◆ YOUR TASK ◆
Can you write out all the lines word for word, with no pictures?

◆ EXERCISE INPUTS ◆
====

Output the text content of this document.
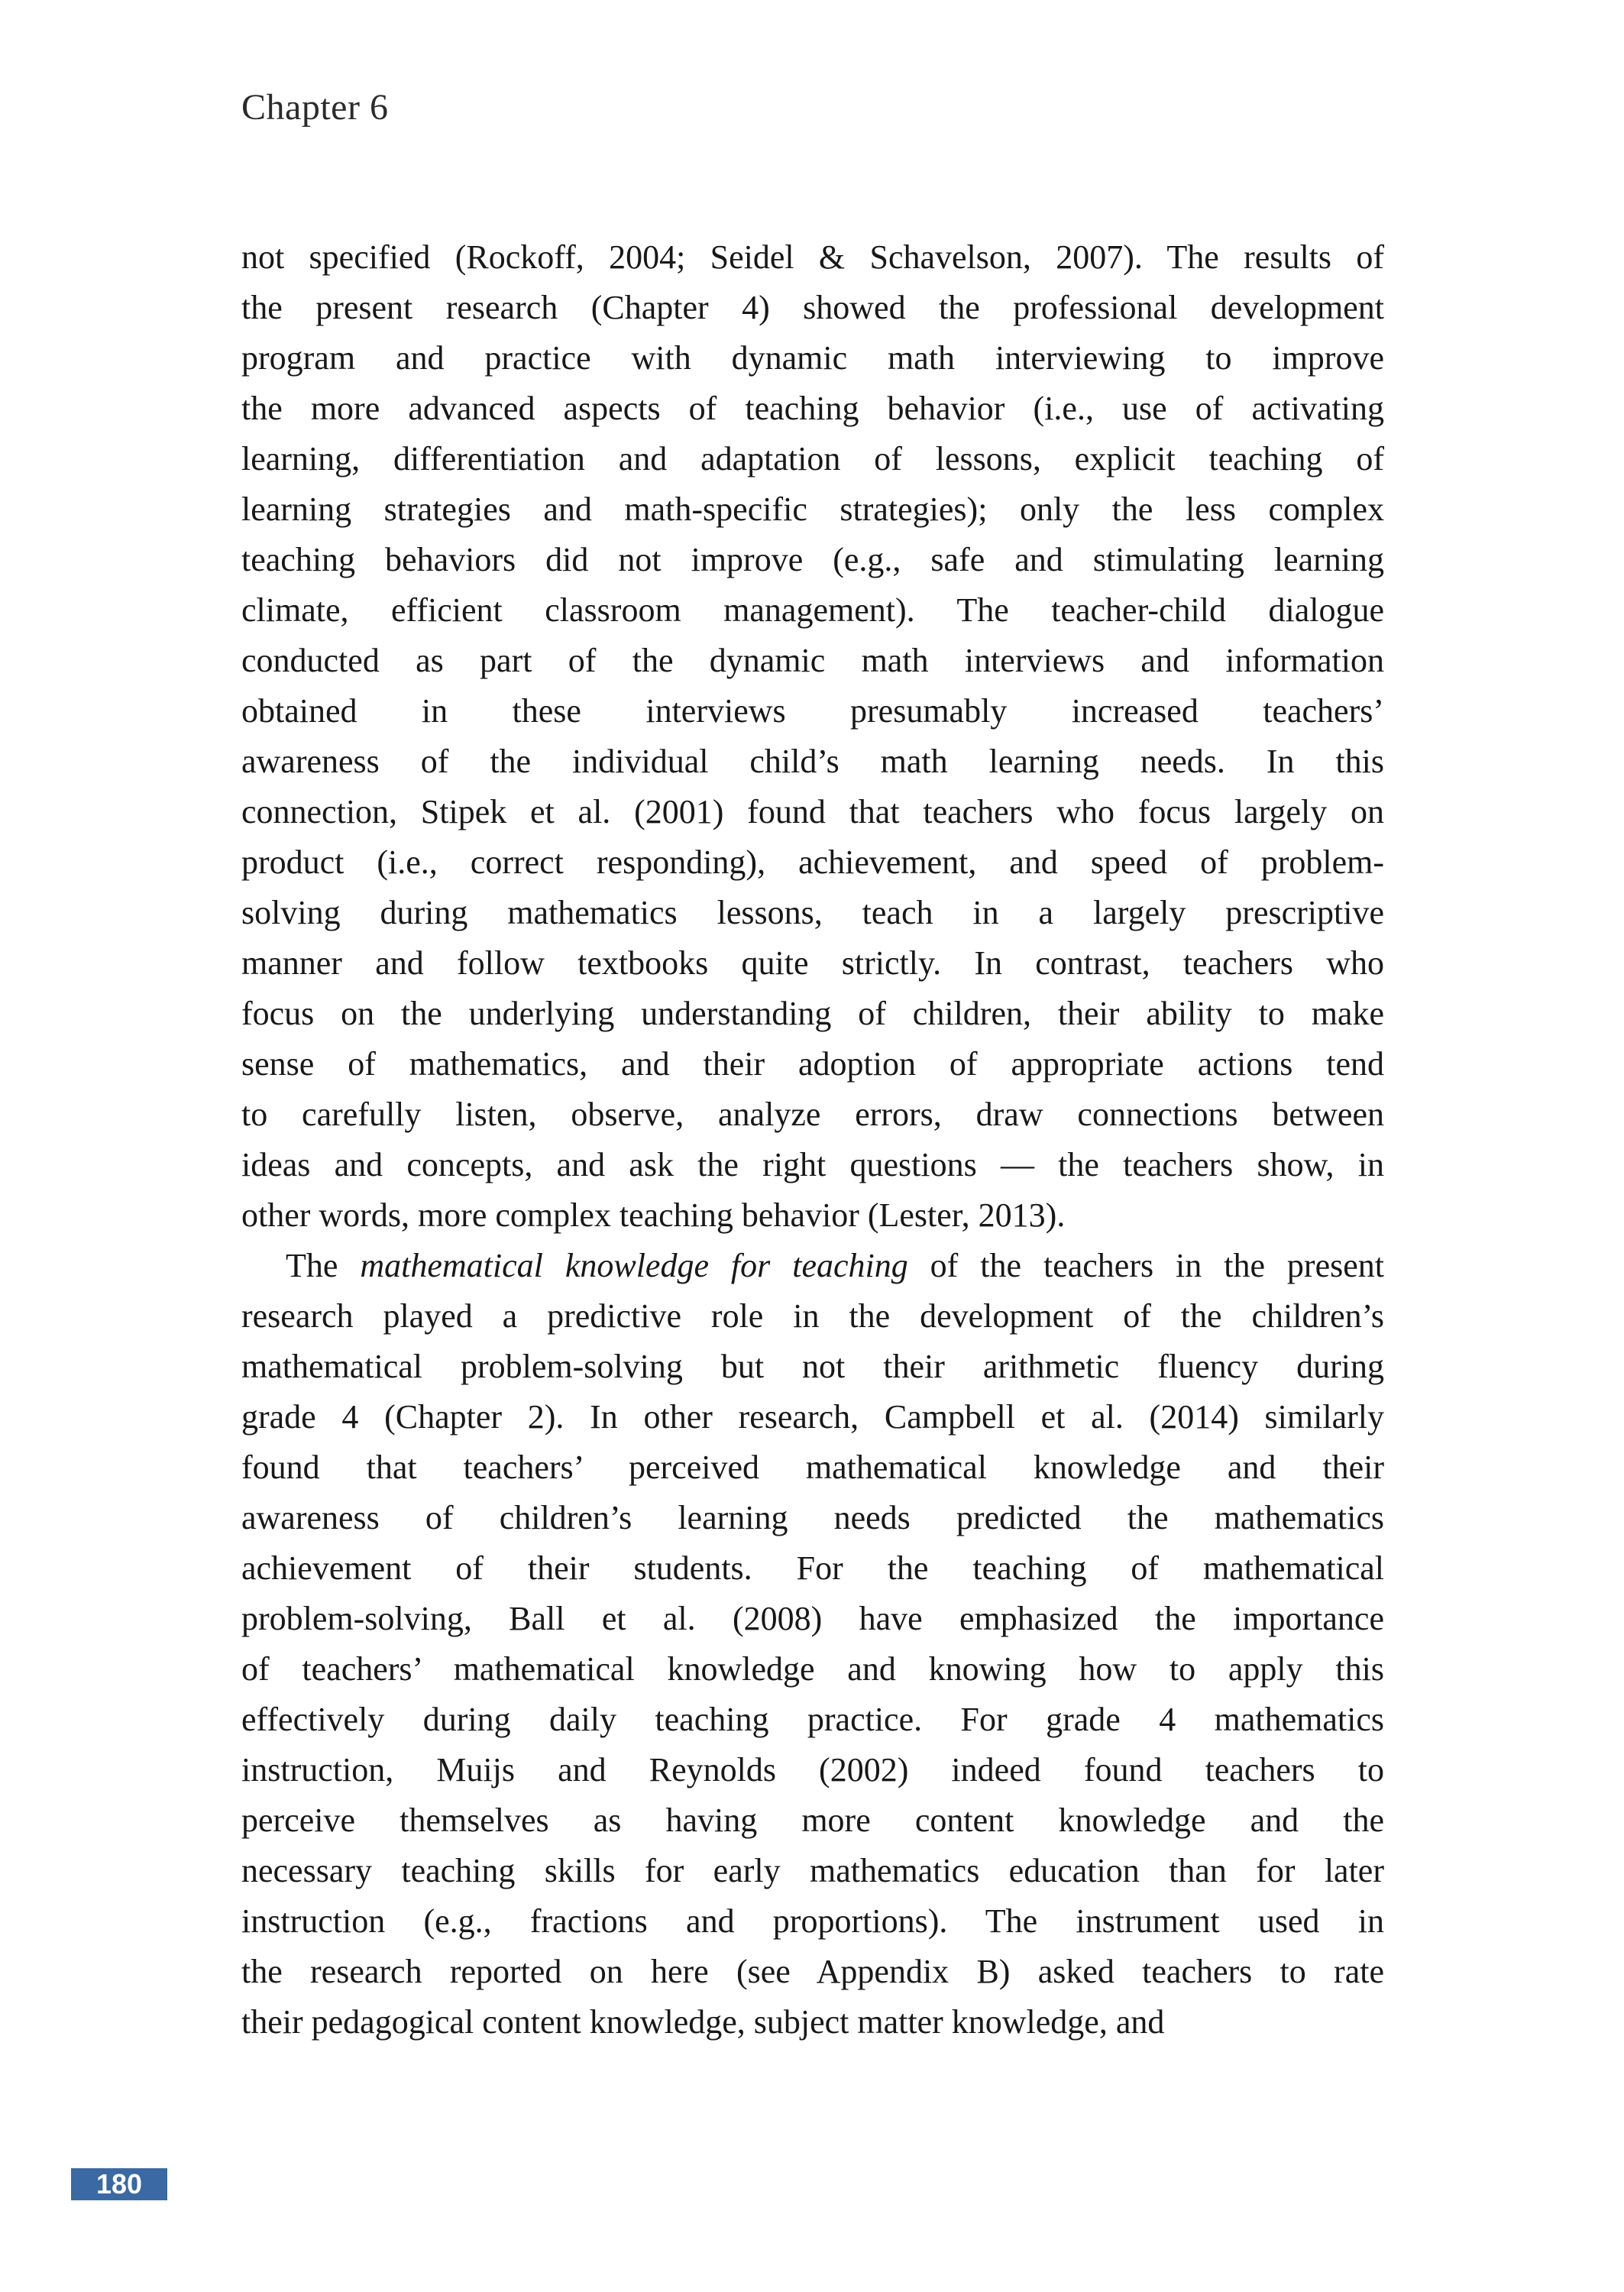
Chapter 6
not specified (Rockoff, 2004; Seidel & Schavelson, 2007). The results of
the present research (Chapter 4) showed the professional development
program and practice with dynamic math interviewing to improve
the more advanced aspects of teaching behavior (i.e., use of activating
learning, differentiation and adaptation of lessons, explicit teaching of
learning strategies and math-specific strategies); only the less complex
teaching behaviors did not improve (e.g., safe and stimulating learning
climate, efficient classroom management). The teacher-child dialogue
conducted as part of the dynamic math interviews and information
obtained in these interviews presumably increased teachers’
awareness of the individual child’s math learning needs. In this
connection, Stipek et al. (2001) found that teachers who focus largely on
product (i.e., correct responding), achievement, and speed of problem-
solving during mathematics lessons, teach in a largely prescriptive
manner and follow textbooks quite strictly. In contrast, teachers who
focus on the underlying understanding of children, their ability to make
sense of mathematics, and their adoption of appropriate actions tend
to carefully listen, observe, analyze errors, draw connections between
ideas and concepts, and ask the right questions — the teachers show, in
other words, more complex teaching behavior (Lester, 2013).
The mathematical knowledge for teaching of the teachers in the present
research played a predictive role in the development of the children’s
mathematical problem-solving but not their arithmetic fluency during
grade 4 (Chapter 2). In other research, Campbell et al. (2014) similarly
found that teachers’ perceived mathematical knowledge and their
awareness of children’s learning needs predicted the mathematics
achievement of their students. For the teaching of mathematical
problem-solving, Ball et al. (2008) have emphasized the importance
of teachers’ mathematical knowledge and knowing how to apply this
effectively during daily teaching practice. For grade 4 mathematics
instruction, Muijs and Reynolds (2002) indeed found teachers to
perceive themselves as having more content knowledge and the
necessary teaching skills for early mathematics education than for later
instruction (e.g., fractions and proportions). The instrument used in
the research reported on here (see Appendix B) asked teachers to rate
their pedagogical content knowledge, subject matter knowledge, and
180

====

◆ RESPONSE ◆
Output the text content of this document.
Chapter 6
not specified (Rockoff, 2004; Seidel & Schavelson, 2007). The results of
the present research (Chapter 4) showed the professional development
program and practice with dynamic math interviewing to improve
the more advanced aspects of teaching behavior (i.e., use of activating
learning, differentiation and adaptation of lessons, explicit teaching of
learning strategies and math-specific strategies); only the less complex
teaching behaviors did not improve (e.g., safe and stimulating learning
climate, efficient classroom management). The teacher-child dialogue
conducted as part of the dynamic math interviews and information
obtained in these interviews presumably increased teachers’
awareness of the individual child’s math learning needs. In this
connection, Stipek et al. (2001) found that teachers who focus largely on
product (i.e., correct responding), achievement, and speed of problem-
solving during mathematics lessons, teach in a largely prescriptive
manner and follow textbooks quite strictly. In contrast, teachers who
focus on the underlying understanding of children, their ability to make
sense of mathematics, and their adoption of appropriate actions tend
to carefully listen, observe, analyze errors, draw connections between
ideas and concepts, and ask the right questions — the teachers show, in
other words, more complex teaching behavior (Lester, 2013).
The mathematical knowledge for teaching of the teachers in the present
research played a predictive role in the development of the children’s
mathematical problem-solving but not their arithmetic fluency during
grade 4 (Chapter 2). In other research, Campbell et al. (2014) similarly
found that teachers’ perceived mathematical knowledge and their
awareness of children’s learning needs predicted the mathematics
achievement of their students. For the teaching of mathematical
problem-solving, Ball et al. (2008) have emphasized the importance
of teachers’ mathematical knowledge and knowing how to apply this
effectively during daily teaching practice. For grade 4 mathematics
instruction, Muijs and Reynolds (2002) indeed found teachers to
perceive themselves as having more content knowledge and the
necessary teaching skills for early mathematics education than for later
instruction (e.g., fractions and proportions). The instrument used in
the research reported on here (see Appendix B) asked teachers to rate
their pedagogical content knowledge, subject matter knowledge, and
180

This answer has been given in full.